## [Available data]
** begin **

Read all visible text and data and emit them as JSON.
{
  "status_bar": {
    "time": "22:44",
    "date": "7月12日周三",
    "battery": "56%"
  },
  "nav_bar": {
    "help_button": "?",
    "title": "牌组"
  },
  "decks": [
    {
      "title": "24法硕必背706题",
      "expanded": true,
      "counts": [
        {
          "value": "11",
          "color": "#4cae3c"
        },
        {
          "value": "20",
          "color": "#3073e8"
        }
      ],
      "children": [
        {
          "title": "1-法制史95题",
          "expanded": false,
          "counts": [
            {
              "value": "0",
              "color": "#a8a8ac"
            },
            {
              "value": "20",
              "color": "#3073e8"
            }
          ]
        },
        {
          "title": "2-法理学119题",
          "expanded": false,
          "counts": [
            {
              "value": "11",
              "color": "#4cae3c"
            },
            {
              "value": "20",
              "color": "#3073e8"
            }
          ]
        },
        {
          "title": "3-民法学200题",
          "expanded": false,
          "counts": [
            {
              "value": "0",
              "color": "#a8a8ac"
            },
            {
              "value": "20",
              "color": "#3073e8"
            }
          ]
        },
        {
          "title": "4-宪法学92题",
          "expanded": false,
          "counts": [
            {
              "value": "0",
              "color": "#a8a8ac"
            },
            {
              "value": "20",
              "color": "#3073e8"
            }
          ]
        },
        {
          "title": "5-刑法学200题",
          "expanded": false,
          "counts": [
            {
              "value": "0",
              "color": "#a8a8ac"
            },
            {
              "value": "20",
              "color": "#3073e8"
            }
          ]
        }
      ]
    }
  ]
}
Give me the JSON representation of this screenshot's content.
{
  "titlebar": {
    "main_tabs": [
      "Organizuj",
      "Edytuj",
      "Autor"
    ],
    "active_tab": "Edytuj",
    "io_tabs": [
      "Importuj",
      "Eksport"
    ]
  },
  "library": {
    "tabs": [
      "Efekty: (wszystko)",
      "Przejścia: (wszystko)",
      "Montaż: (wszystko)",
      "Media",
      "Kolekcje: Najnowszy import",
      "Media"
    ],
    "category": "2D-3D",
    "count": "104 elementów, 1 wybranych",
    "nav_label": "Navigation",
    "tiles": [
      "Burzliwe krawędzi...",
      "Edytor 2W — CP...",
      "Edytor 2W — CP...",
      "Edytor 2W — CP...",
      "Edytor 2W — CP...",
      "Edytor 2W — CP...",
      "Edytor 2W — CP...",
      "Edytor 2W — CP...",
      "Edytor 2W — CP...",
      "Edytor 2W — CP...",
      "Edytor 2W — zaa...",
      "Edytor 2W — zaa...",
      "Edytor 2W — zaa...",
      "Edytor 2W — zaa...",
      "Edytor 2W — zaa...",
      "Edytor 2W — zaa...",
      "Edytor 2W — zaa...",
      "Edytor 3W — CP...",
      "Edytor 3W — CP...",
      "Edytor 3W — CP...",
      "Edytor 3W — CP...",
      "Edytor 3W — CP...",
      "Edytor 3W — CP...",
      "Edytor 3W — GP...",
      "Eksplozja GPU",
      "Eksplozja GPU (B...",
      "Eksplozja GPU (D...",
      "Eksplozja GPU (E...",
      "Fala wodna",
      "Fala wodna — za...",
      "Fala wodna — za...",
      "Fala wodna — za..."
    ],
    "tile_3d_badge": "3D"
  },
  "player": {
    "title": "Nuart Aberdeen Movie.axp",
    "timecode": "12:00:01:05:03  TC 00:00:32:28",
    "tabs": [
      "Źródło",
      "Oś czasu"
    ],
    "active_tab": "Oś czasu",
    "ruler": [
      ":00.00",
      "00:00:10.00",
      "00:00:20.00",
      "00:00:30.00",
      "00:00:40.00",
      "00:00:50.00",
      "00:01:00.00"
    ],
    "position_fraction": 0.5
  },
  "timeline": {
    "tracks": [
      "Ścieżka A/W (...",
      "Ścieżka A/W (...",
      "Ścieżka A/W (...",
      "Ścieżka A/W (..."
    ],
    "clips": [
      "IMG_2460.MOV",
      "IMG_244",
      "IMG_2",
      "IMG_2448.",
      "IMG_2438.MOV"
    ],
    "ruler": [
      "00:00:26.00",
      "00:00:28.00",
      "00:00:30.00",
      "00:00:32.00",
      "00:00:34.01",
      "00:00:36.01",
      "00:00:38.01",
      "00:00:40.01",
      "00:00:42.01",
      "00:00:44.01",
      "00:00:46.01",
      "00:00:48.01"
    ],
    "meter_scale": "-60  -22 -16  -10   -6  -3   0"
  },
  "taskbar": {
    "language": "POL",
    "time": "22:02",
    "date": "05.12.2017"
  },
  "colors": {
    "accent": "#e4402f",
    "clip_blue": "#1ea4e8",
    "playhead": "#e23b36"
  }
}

** end **

## [Goal]
Copy all the entries verbatim.

## [Answer below]
Read all visible text and data and emit them as JSON.
{
  "status_bar": {
    "time": "22:44",
    "date": "7月12日周三",
    "battery": "56%"
  },
  "nav_bar": {
    "help_button": "?",
    "title": "牌组"
  },
  "decks": [
    {
      "title": "24法硕必背706题",
      "expanded": true,
      "counts": [
        {
          "value": "11",
          "color": "#4cae3c"
        },
        {
          "value": "20",
          "color": "#3073e8"
        }
      ],
      "children": [
        {
          "title": "1-法制史95题",
          "expanded": false,
          "counts": [
            {
              "value": "0",
              "color": "#a8a8ac"
            },
            {
              "value": "20",
              "color": "#3073e8"
            }
          ]
        },
        {
          "title": "2-法理学119题",
          "expanded": false,
          "counts": [
            {
              "value": "11",
              "color": "#4cae3c"
            },
            {
              "value": "20",
              "color": "#3073e8"
            }
          ]
        },
        {
          "title": "3-民法学200题",
          "expanded": false,
          "counts": [
            {
              "value": "0",
              "color": "#a8a8ac"
            },
            {
              "value": "20",
              "color": "#3073e8"
            }
          ]
        },
        {
          "title": "4-宪法学92题",
          "expanded": false,
          "counts": [
            {
              "value": "0",
              "color": "#a8a8ac"
            },
            {
              "value": "20",
              "color": "#3073e8"
            }
          ]
        },
        {
          "title": "5-刑法学200题",
          "expanded": false,
          "counts": [
            {
              "value": "0",
              "color": "#a8a8ac"
            },
            {
              "value": "20",
              "color": "#3073e8"
            }
          ]
        }
      ]
    }
  ]
}
Give me the JSON representation of this screenshot's content.
{
  "titlebar": {
    "main_tabs": [
      "Organizuj",
      "Edytuj",
      "Autor"
    ],
    "active_tab": "Edytuj",
    "io_tabs": [
      "Importuj",
      "Eksport"
    ]
  },
  "library": {
    "tabs": [
      "Efekty: (wszystko)",
      "Przejścia: (wszystko)",
      "Montaż: (wszystko)",
      "Media",
      "Kolekcje: Najnowszy import",
      "Media"
    ],
    "category": "2D-3D",
    "count": "104 elementów, 1 wybranych",
    "nav_label": "Navigation",
    "tiles": [
      "Burzliwe krawędzi...",
      "Edytor 2W — CP...",
      "Edytor 2W — CP...",
      "Edytor 2W — CP...",
      "Edytor 2W — CP...",
      "Edytor 2W — CP...",
      "Edytor 2W — CP...",
      "Edytor 2W — CP...",
      "Edytor 2W — CP...",
      "Edytor 2W — CP...",
      "Edytor 2W — zaa...",
      "Edytor 2W — zaa...",
      "Edytor 2W — zaa...",
      "Edytor 2W — zaa...",
      "Edytor 2W — zaa...",
      "Edytor 2W — zaa...",
      "Edytor 2W — zaa...",
      "Edytor 3W — CP...",
      "Edytor 3W — CP...",
      "Edytor 3W — CP...",
      "Edytor 3W — CP...",
      "Edytor 3W — CP...",
      "Edytor 3W — CP...",
      "Edytor 3W — GP...",
      "Eksplozja GPU",
      "Eksplozja GPU (B...",
      "Eksplozja GPU (D...",
      "Eksplozja GPU (E...",
      "Fala wodna",
      "Fala wodna — za...",
      "Fala wodna — za...",
      "Fala wodna — za..."
    ],
    "tile_3d_badge": "3D"
  },
  "player": {
    "title": "Nuart Aberdeen Movie.axp",
    "timecode": "12:00:01:05:03  TC 00:00:32:28",
    "tabs": [
      "Źródło",
      "Oś czasu"
    ],
    "active_tab": "Oś czasu",
    "ruler": [
      ":00.00",
      "00:00:10.00",
      "00:00:20.00",
      "00:00:30.00",
      "00:00:40.00",
      "00:00:50.00",
      "00:01:00.00"
    ],
    "position_fraction": 0.5
  },
  "timeline": {
    "tracks": [
      "Ścieżka A/W (...",
      "Ścieżka A/W (...",
      "Ścieżka A/W (...",
      "Ścieżka A/W (..."
    ],
    "clips": [
      "IMG_2460.MOV",
      "IMG_244",
      "IMG_2",
      "IMG_2448.",
      "IMG_2438.MOV"
    ],
    "ruler": [
      "00:00:26.00",
      "00:00:28.00",
      "00:00:30.00",
      "00:00:32.00",
      "00:00:34.01",
      "00:00:36.01",
      "00:00:38.01",
      "00:00:40.01",
      "00:00:42.01",
      "00:00:44.01",
      "00:00:46.01",
      "00:00:48.01"
    ],
    "meter_scale": "-60  -22 -16  -10   -6  -3   0"
  },
  "taskbar": {
    "language": "POL",
    "time": "22:02",
    "date": "05.12.2017"
  },
  "colors": {
    "accent": "#e4402f",
    "clip_blue": "#1ea4e8",
    "playhead": "#e23b36"
  }
}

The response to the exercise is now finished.